RECORDS FOR THE TASK:

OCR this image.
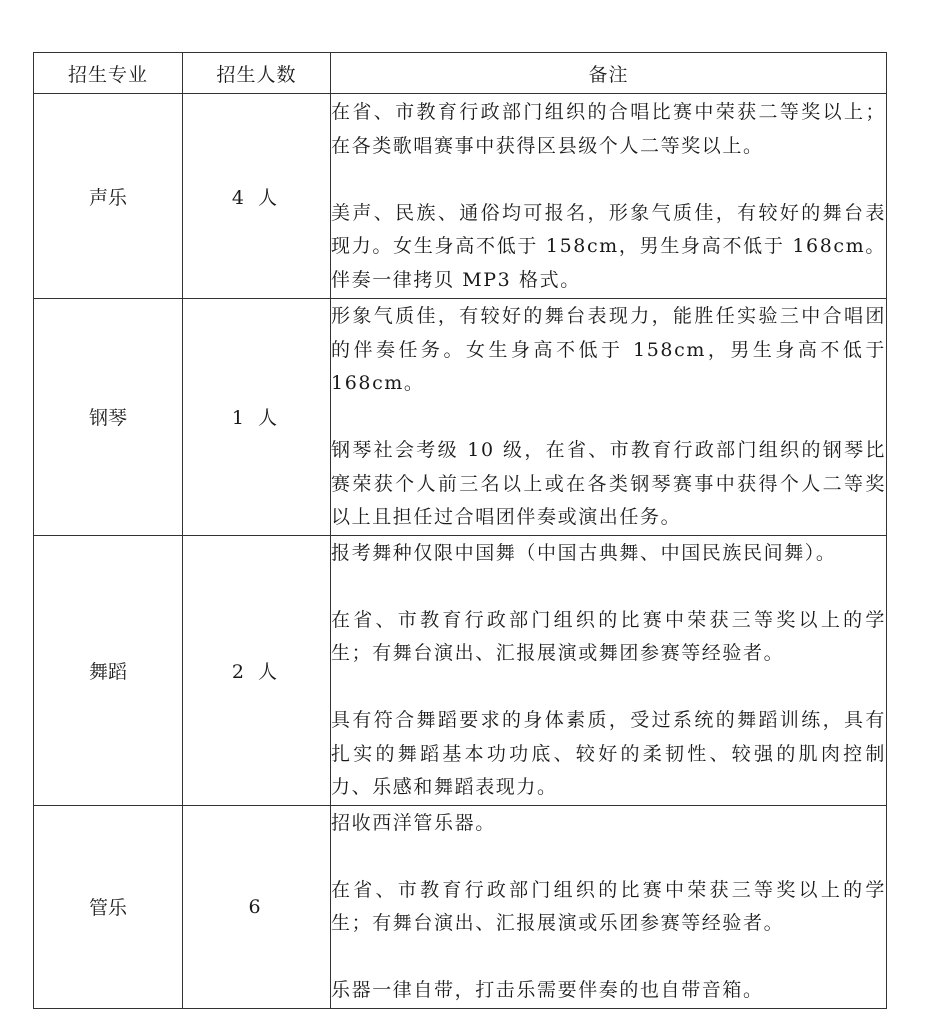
招生专业	招生人数	备注
声乐	4 人	在省、市教育行政部门组织的合唱比赛中荣获二等奖以上；在各类歌唱赛事中获得区县级个人二等奖以上。

美声、民族、通俗均可报名，形象气质佳，有较好的舞台表现力。女生身高不低于 158cm，男生身高不低于 168cm。伴奏一律拷贝 MP3 格式。

钢琴	1 人	形象气质佳，有较好的舞台表现力，能胜任实验三中合唱团的伴奏任务。女生身高不低于 158cm，男生身高不低于 168cm。

钢琴社会考级 10 级，在省、市教育行政部门组织的钢琴比赛荣获个人前三名以上或在各类钢琴赛事中获得个人二等奖以上且担任过合唱团伴奏或演出任务。

舞蹈	2 人	报考舞种仅限中国舞（中国古典舞、中国民族民间舞）。

在省、市教育行政部门组织的比赛中荣获三等奖以上的学生；有舞台演出、汇报展演或舞团参赛等经验者。

具有符合舞蹈要求的身体素质，受过系统的舞蹈训练，具有扎实的舞蹈基本功功底、较好的柔韧性、较强的肌肉控制力、乐感和舞蹈表现力。

管乐	6	招收西洋管乐器。

在省、市教育行政部门组织的比赛中荣获三等奖以上的学生；有舞台演出、汇报展演或乐团参赛等经验者。

乐器一律自带，打击乐需要伴奏的也自带音箱。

EXERCISE OBJECTIVE: From the data, pick out every line that includes "男生身高不低于".

SOLUTION FOR THIS EXERCISE:
美声、民族、通俗均可报名，形象气质佳，有较好的舞台表现力。女生身高不低于 158cm，男生身高不低于 168cm。伴奏一律拷贝 MP3 格式。
钢琴	1 人	形象气质佳，有较好的舞台表现力，能胜任实验三中合唱团的伴奏任务。女生身高不低于 158cm，男生身高不低于 168cm。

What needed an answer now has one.